DESCRIPTION OF THE TASK: Gather from the material every line that contains the string "Tuesday".

RECORDS FOR THIS EXERCISE:
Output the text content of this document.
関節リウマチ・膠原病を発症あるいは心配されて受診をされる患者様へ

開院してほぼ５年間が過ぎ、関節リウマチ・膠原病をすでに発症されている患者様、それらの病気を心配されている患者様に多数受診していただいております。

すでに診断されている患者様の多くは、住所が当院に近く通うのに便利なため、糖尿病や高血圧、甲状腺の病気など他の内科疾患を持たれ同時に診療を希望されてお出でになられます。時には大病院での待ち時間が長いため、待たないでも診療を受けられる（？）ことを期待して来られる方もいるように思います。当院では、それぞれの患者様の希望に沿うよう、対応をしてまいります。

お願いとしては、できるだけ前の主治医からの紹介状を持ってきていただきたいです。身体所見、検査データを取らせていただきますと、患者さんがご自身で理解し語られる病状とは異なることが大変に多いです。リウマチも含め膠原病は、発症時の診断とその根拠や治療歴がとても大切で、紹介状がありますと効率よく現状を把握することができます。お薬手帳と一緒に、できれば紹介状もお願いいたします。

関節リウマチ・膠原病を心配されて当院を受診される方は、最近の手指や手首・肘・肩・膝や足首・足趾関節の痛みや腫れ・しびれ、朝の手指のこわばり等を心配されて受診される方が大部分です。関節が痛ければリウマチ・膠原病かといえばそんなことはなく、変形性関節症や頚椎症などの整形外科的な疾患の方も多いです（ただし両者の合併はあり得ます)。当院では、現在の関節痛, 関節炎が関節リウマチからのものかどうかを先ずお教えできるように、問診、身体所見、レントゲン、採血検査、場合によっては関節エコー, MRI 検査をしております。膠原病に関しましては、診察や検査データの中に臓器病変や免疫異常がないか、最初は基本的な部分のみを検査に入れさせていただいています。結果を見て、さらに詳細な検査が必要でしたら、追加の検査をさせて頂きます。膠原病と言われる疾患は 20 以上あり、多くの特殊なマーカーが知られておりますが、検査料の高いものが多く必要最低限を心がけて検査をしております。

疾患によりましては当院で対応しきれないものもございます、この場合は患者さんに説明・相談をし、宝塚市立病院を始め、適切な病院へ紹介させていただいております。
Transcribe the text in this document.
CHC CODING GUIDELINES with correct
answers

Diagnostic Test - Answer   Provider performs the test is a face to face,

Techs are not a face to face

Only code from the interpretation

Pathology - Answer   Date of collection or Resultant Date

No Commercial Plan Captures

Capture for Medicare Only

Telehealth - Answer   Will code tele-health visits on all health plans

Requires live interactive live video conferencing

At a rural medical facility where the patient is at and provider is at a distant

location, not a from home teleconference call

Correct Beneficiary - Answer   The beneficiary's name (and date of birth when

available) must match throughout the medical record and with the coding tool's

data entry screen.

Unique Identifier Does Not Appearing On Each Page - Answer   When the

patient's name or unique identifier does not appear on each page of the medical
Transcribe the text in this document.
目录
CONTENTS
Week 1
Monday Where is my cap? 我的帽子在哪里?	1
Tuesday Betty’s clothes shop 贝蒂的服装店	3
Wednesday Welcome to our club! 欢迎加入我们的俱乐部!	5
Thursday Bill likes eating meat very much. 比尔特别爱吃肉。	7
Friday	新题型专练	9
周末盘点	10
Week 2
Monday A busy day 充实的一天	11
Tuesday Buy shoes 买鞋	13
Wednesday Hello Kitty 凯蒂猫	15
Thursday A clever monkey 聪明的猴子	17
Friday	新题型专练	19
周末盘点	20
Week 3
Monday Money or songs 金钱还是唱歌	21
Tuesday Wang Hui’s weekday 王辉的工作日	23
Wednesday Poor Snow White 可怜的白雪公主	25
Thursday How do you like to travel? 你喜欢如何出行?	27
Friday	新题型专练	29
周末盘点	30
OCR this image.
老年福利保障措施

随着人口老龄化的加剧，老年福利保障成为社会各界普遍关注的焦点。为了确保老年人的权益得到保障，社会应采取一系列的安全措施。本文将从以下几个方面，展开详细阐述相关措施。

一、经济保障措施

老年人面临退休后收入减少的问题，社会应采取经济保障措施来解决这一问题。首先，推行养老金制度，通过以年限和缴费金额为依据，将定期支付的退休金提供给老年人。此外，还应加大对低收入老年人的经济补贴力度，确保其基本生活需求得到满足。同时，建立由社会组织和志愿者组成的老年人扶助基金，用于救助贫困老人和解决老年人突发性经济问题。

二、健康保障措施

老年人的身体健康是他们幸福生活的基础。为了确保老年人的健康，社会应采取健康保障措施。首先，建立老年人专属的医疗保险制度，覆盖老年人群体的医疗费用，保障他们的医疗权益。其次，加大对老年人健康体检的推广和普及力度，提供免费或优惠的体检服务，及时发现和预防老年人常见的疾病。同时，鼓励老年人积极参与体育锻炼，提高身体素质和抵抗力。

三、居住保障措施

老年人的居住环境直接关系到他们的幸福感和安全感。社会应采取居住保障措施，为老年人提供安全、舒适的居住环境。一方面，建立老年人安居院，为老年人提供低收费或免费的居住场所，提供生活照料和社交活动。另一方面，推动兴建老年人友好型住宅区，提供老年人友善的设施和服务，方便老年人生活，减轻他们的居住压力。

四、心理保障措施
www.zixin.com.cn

THE RESPONSE:
Tuesday Betty’s clothes shop 贝蒂的服装店	3
Tuesday Buy shoes 买鞋	13
Tuesday Wang Hui’s weekday 王辉的工作日	23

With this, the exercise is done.